- [Task brief]
Copy out all lines in the data below containing the string "SRMTID".

- [Dataset]
==================================================

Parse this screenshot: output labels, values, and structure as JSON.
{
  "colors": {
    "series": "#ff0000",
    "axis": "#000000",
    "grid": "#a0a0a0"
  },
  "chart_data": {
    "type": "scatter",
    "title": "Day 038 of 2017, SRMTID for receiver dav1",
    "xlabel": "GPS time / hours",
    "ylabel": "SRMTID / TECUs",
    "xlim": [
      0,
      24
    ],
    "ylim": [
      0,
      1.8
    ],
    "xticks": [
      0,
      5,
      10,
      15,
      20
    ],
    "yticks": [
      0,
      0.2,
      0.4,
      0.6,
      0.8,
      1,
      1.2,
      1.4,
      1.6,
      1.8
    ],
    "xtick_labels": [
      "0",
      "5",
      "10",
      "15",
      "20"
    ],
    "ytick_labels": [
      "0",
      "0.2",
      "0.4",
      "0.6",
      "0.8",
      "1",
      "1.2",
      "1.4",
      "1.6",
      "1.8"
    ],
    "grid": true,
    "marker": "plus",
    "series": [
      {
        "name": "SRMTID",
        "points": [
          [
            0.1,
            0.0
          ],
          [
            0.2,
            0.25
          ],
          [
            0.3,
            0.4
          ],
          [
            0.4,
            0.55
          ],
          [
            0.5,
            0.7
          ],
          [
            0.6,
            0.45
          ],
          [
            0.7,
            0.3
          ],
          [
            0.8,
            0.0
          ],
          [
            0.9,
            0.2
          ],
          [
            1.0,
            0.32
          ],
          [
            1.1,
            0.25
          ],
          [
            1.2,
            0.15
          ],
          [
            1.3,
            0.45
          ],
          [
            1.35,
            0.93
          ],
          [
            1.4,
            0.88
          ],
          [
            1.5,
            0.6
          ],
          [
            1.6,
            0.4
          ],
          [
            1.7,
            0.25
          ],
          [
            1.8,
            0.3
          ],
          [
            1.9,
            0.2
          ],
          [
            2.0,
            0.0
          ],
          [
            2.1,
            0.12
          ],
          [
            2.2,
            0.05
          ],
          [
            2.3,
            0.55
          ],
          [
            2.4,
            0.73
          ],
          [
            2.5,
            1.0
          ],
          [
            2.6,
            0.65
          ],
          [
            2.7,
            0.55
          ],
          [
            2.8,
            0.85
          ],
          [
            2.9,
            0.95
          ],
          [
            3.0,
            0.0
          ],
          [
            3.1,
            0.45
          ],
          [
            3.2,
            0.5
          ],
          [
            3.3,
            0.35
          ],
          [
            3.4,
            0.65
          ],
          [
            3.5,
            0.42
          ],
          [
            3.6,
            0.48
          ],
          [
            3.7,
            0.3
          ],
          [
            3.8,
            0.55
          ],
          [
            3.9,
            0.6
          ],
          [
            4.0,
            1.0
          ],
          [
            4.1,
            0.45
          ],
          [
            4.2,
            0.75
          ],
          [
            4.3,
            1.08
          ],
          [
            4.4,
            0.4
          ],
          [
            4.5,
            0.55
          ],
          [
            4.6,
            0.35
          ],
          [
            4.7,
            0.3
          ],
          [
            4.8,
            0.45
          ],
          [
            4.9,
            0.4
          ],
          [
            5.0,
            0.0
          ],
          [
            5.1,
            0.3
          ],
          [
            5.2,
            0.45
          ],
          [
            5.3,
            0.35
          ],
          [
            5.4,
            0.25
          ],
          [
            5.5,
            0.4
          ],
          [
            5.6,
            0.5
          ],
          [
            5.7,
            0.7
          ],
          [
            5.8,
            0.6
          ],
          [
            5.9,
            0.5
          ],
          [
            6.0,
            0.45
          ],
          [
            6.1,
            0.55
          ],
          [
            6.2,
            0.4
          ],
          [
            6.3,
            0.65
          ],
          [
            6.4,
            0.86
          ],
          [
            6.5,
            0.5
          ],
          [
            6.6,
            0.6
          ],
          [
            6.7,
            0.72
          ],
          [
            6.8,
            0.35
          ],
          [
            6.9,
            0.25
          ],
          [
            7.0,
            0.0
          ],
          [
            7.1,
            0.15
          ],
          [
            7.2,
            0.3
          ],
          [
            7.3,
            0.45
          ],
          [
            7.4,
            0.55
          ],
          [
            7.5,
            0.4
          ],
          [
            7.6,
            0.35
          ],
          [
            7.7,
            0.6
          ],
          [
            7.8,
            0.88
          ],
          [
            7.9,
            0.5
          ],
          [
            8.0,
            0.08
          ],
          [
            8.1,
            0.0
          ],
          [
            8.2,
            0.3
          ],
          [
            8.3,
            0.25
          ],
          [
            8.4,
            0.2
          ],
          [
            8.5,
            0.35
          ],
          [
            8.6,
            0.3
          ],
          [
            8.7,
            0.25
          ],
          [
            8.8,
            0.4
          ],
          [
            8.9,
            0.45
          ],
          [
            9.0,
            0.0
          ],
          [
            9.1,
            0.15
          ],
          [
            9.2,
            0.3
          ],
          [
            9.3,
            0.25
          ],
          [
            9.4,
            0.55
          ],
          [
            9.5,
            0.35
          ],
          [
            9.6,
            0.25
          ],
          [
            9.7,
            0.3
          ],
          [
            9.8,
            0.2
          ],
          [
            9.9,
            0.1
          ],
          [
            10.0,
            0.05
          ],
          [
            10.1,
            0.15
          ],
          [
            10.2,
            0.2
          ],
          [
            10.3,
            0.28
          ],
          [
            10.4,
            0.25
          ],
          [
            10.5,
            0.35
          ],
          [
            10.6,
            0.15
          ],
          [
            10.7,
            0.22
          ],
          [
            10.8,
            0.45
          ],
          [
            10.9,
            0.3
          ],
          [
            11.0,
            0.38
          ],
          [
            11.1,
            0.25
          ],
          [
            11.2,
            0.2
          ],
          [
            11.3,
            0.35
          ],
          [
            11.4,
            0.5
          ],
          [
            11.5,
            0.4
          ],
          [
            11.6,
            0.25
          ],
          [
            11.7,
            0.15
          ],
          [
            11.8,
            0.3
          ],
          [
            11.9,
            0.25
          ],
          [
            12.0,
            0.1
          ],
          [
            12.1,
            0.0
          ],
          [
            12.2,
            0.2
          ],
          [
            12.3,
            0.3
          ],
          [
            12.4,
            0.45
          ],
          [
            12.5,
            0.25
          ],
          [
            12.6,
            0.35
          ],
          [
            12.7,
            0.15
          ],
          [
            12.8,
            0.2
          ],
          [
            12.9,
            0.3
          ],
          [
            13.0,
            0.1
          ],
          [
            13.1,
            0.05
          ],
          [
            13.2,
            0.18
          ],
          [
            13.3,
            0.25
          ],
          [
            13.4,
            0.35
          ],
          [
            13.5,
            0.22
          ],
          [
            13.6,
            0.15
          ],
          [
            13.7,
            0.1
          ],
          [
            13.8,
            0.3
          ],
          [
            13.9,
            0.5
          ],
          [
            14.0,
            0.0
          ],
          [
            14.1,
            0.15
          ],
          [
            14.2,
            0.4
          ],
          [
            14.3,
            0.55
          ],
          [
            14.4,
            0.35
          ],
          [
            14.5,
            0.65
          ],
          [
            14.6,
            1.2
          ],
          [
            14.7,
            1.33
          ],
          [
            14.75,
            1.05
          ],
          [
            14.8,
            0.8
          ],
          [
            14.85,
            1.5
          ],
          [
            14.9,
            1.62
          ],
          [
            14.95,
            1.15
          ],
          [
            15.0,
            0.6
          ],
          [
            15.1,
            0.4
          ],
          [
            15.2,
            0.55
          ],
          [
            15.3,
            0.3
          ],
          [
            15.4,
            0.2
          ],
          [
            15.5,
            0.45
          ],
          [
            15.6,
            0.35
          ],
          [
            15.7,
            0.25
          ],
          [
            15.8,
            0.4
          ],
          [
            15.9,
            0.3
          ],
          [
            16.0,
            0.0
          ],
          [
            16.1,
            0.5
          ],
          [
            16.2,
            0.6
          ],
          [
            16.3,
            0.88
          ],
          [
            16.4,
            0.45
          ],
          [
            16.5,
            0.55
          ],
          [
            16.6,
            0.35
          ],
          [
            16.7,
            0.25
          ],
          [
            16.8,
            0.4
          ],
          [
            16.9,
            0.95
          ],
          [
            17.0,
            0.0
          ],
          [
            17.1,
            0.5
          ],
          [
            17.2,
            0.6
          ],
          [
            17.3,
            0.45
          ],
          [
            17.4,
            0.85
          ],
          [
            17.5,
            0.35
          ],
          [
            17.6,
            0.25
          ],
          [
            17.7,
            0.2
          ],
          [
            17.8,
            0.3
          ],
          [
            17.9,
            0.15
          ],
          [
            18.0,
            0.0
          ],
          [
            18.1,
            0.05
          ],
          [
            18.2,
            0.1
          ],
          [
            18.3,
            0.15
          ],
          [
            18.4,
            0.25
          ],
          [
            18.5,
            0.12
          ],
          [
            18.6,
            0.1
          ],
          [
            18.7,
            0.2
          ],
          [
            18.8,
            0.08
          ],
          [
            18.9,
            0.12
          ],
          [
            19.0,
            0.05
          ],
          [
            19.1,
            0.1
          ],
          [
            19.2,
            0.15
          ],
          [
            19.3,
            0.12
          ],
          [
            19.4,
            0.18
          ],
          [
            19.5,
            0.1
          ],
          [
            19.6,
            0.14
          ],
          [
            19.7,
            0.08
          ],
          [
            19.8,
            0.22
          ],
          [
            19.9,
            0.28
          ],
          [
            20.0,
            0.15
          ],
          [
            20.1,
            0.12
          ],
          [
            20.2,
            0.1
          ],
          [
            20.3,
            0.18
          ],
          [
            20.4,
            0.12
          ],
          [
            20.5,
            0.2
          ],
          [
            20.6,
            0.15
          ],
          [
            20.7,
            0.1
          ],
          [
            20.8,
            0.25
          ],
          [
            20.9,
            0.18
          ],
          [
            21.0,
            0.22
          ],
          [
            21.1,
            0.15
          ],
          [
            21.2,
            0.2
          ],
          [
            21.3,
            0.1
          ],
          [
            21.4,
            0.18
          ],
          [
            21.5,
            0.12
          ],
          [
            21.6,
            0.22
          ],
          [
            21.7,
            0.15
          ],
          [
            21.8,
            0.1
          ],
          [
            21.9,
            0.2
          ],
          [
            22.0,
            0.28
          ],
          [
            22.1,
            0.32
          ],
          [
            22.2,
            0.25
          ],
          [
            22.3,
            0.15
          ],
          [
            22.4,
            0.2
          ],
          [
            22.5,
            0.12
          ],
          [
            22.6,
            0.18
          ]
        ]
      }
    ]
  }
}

==================================================

- [In response]
    "title": "Day 038 of 2017, SRMTID for receiver dav1",
    "ylabel": "SRMTID / TECUs",
        "name": "SRMTID",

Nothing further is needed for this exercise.